The exercise → Exactly repeat the full listing that follows.

Provided material →
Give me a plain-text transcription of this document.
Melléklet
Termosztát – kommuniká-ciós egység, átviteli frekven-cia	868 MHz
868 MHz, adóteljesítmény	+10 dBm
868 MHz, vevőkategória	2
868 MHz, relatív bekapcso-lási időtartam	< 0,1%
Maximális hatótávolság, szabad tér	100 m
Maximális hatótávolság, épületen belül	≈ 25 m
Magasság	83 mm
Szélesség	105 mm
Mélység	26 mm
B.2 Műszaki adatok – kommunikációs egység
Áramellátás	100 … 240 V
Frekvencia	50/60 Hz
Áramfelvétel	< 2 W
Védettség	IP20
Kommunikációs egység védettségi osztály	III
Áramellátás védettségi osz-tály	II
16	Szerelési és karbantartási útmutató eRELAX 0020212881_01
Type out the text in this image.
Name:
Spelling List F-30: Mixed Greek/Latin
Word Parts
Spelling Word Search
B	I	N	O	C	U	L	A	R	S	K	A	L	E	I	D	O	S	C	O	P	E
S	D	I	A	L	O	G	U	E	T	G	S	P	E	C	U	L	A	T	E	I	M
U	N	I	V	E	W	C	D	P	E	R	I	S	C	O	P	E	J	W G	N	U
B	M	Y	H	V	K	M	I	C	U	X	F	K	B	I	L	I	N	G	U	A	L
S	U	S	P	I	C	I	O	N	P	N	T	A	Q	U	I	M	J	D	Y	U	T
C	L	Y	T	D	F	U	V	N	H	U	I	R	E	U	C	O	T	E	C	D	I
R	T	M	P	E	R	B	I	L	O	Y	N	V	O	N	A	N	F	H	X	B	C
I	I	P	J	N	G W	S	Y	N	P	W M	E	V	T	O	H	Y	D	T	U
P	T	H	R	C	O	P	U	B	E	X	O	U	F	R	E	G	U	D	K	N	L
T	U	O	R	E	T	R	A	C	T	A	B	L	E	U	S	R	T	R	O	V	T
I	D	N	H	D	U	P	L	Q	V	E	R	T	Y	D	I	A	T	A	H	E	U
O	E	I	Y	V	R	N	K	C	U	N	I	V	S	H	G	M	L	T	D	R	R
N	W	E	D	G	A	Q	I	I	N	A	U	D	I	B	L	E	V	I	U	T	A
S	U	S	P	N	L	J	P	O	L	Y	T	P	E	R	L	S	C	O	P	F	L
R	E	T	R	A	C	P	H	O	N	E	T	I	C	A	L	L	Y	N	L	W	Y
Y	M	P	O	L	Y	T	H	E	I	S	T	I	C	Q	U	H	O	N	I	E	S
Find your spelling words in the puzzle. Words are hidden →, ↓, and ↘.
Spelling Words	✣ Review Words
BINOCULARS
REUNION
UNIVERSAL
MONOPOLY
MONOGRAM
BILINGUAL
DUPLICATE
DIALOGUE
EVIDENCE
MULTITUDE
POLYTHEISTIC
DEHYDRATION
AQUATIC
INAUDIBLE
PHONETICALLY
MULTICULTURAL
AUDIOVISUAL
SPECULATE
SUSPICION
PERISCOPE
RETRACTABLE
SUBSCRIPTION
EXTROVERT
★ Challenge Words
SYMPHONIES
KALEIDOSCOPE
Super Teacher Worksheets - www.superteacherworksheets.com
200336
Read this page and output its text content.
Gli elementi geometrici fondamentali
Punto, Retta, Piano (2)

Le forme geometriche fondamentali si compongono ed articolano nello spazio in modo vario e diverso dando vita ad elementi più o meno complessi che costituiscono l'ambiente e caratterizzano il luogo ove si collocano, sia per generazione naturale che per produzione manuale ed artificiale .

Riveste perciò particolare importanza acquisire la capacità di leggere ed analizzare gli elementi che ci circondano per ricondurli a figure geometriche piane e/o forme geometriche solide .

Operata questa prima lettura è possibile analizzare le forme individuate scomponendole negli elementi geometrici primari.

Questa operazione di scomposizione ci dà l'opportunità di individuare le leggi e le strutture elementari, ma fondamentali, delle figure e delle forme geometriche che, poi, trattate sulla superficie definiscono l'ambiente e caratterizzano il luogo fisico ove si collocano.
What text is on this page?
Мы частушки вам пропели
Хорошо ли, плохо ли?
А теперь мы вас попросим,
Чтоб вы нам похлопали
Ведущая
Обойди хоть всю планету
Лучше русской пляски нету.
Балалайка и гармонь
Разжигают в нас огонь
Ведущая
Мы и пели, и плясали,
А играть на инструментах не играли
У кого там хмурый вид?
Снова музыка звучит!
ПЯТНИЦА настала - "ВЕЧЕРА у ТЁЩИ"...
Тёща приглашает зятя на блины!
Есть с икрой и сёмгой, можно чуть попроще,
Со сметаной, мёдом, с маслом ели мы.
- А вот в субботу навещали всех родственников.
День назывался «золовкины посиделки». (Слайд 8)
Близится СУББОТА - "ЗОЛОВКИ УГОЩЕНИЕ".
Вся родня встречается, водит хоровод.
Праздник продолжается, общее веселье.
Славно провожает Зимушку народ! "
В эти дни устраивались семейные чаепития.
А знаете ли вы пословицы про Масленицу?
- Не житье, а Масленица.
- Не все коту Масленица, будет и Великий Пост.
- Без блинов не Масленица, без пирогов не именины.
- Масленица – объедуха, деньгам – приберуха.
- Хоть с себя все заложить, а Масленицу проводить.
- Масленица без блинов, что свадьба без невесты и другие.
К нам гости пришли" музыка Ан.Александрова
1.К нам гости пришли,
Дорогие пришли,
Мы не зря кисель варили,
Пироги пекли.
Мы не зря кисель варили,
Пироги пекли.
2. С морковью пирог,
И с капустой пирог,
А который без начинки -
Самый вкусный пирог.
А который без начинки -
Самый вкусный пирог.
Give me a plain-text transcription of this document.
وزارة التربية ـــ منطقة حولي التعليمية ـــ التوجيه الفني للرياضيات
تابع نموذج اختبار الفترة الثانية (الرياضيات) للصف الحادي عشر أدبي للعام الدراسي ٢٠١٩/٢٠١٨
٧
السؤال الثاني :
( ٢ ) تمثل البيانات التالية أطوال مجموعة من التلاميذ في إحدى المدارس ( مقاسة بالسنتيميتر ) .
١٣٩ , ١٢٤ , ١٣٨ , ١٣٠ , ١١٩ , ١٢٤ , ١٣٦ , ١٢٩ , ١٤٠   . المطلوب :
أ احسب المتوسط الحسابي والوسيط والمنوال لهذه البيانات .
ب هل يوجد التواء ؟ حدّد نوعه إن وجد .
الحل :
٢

Solved exercise →
Give me a plain-text transcription of this document.
Melléklet
Termosztát – kommuniká-ciós egység, átviteli frekven-cia	868 MHz
868 MHz, adóteljesítmény	+10 dBm
868 MHz, vevőkategória	2
868 MHz, relatív bekapcso-lási időtartam	< 0,1%
Maximális hatótávolság, szabad tér	100 m
Maximális hatótávolság, épületen belül	≈ 25 m
Magasság	83 mm
Szélesség	105 mm
Mélység	26 mm
B.2 Műszaki adatok – kommunikációs egység
Áramellátás	100 … 240 V
Frekvencia	50/60 Hz
Áramfelvétel	< 2 W
Védettség	IP20
Kommunikációs egység védettségi osztály	III
Áramellátás védettségi osz-tály	II
16	Szerelési és karbantartási útmutató eRELAX 0020212881_01
Type out the text in this image.
Name:
Spelling List F-30: Mixed Greek/Latin
Word Parts
Spelling Word Search
B	I	N	O	C	U	L	A	R	S	K	A	L	E	I	D	O	S	C	O	P	E
S	D	I	A	L	O	G	U	E	T	G	S	P	E	C	U	L	A	T	E	I	M
U	N	I	V	E	W	C	D	P	E	R	I	S	C	O	P	E	J	W G	N	U
B	M	Y	H	V	K	M	I	C	U	X	F	K	B	I	L	I	N	G	U	A	L
S	U	S	P	I	C	I	O	N	P	N	T	A	Q	U	I	M	J	D	Y	U	T
C	L	Y	T	D	F	U	V	N	H	U	I	R	E	U	C	O	T	E	C	D	I
R	T	M	P	E	R	B	I	L	O	Y	N	V	O	N	A	N	F	H	X	B	C
I	I	P	J	N	G W	S	Y	N	P	W M	E	V	T	O	H	Y	D	T	U
P	T	H	R	C	O	P	U	B	E	X	O	U	F	R	E	G	U	D	K	N	L
T	U	O	R	E	T	R	A	C	T	A	B	L	E	U	S	R	T	R	O	V	T
I	D	N	H	D	U	P	L	Q	V	E	R	T	Y	D	I	A	T	A	H	E	U
O	E	I	Y	V	R	N	K	C	U	N	I	V	S	H	G	M	L	T	D	R	R
N	W	E	D	G	A	Q	I	I	N	A	U	D	I	B	L	E	V	I	U	T	A
S	U	S	P	N	L	J	P	O	L	Y	T	P	E	R	L	S	C	O	P	F	L
R	E	T	R	A	C	P	H	O	N	E	T	I	C	A	L	L	Y	N	L	W	Y
Y	M	P	O	L	Y	T	H	E	I	S	T	I	C	Q	U	H	O	N	I	E	S
Find your spelling words in the puzzle. Words are hidden →, ↓, and ↘.
Spelling Words	✣ Review Words
BINOCULARS
REUNION
UNIVERSAL
MONOPOLY
MONOGRAM
BILINGUAL
DUPLICATE
DIALOGUE
EVIDENCE
MULTITUDE
POLYTHEISTIC
DEHYDRATION
AQUATIC
INAUDIBLE
PHONETICALLY
MULTICULTURAL
AUDIOVISUAL
SPECULATE
SUSPICION
PERISCOPE
RETRACTABLE
SUBSCRIPTION
EXTROVERT
★ Challenge Words
SYMPHONIES
KALEIDOSCOPE
Super Teacher Worksheets - www.superteacherworksheets.com
200336
Read this page and output its text content.
Gli elementi geometrici fondamentali
Punto, Retta, Piano (2)

Le forme geometriche fondamentali si compongono ed articolano nello spazio in modo vario e diverso dando vita ad elementi più o meno complessi che costituiscono l'ambiente e caratterizzano il luogo ove si collocano, sia per generazione naturale che per produzione manuale ed artificiale .

Riveste perciò particolare importanza acquisire la capacità di leggere ed analizzare gli elementi che ci circondano per ricondurli a figure geometriche piane e/o forme geometriche solide .

Operata questa prima lettura è possibile analizzare le forme individuate scomponendole negli elementi geometrici primari.

Questa operazione di scomposizione ci dà l'opportunità di individuare le leggi e le strutture elementari, ma fondamentali, delle figure e delle forme geometriche che, poi, trattate sulla superficie definiscono l'ambiente e caratterizzano il luogo fisico ove si collocano.
What text is on this page?
Мы частушки вам пропели
Хорошо ли, плохо ли?
А теперь мы вас попросим,
Чтоб вы нам похлопали
Ведущая
Обойди хоть всю планету
Лучше русской пляски нету.
Балалайка и гармонь
Разжигают в нас огонь
Ведущая
Мы и пели, и плясали,
А играть на инструментах не играли
У кого там хмурый вид?
Снова музыка звучит!
ПЯТНИЦА настала - "ВЕЧЕРА у ТЁЩИ"...
Тёща приглашает зятя на блины!
Есть с икрой и сёмгой, можно чуть попроще,
Со сметаной, мёдом, с маслом ели мы.
- А вот в субботу навещали всех родственников.
День назывался «золовкины посиделки». (Слайд 8)
Близится СУББОТА - "ЗОЛОВКИ УГОЩЕНИЕ".
Вся родня встречается, водит хоровод.
Праздник продолжается, общее веселье.
Славно провожает Зимушку народ! "
В эти дни устраивались семейные чаепития.
А знаете ли вы пословицы про Масленицу?
- Не житье, а Масленица.
- Не все коту Масленица, будет и Великий Пост.
- Без блинов не Масленица, без пирогов не именины.
- Масленица – объедуха, деньгам – приберуха.
- Хоть с себя все заложить, а Масленицу проводить.
- Масленица без блинов, что свадьба без невесты и другие.
К нам гости пришли" музыка Ан.Александрова
1.К нам гости пришли,
Дорогие пришли,
Мы не зря кисель варили,
Пироги пекли.
Мы не зря кисель варили,
Пироги пекли.
2. С морковью пирог,
И с капустой пирог,
А который без начинки -
Самый вкусный пирог.
А который без начинки -
Самый вкусный пирог.
Give me a plain-text transcription of this document.
وزارة التربية ـــ منطقة حولي التعليمية ـــ التوجيه الفني للرياضيات
تابع نموذج اختبار الفترة الثانية (الرياضيات) للصف الحادي عشر أدبي للعام الدراسي ٢٠١٩/٢٠١٨
٧
السؤال الثاني :
( ٢ ) تمثل البيانات التالية أطوال مجموعة من التلاميذ في إحدى المدارس ( مقاسة بالسنتيميتر ) .
١٣٩ , ١٢٤ , ١٣٨ , ١٣٠ , ١١٩ , ١٢٤ , ١٣٦ , ١٢٩ , ١٤٠   . المطلوب :
أ احسب المتوسط الحسابي والوسيط والمنوال لهذه البيانات .
ب هل يوجد التواء ؟ حدّد نوعه إن وجد .
الحل :
٢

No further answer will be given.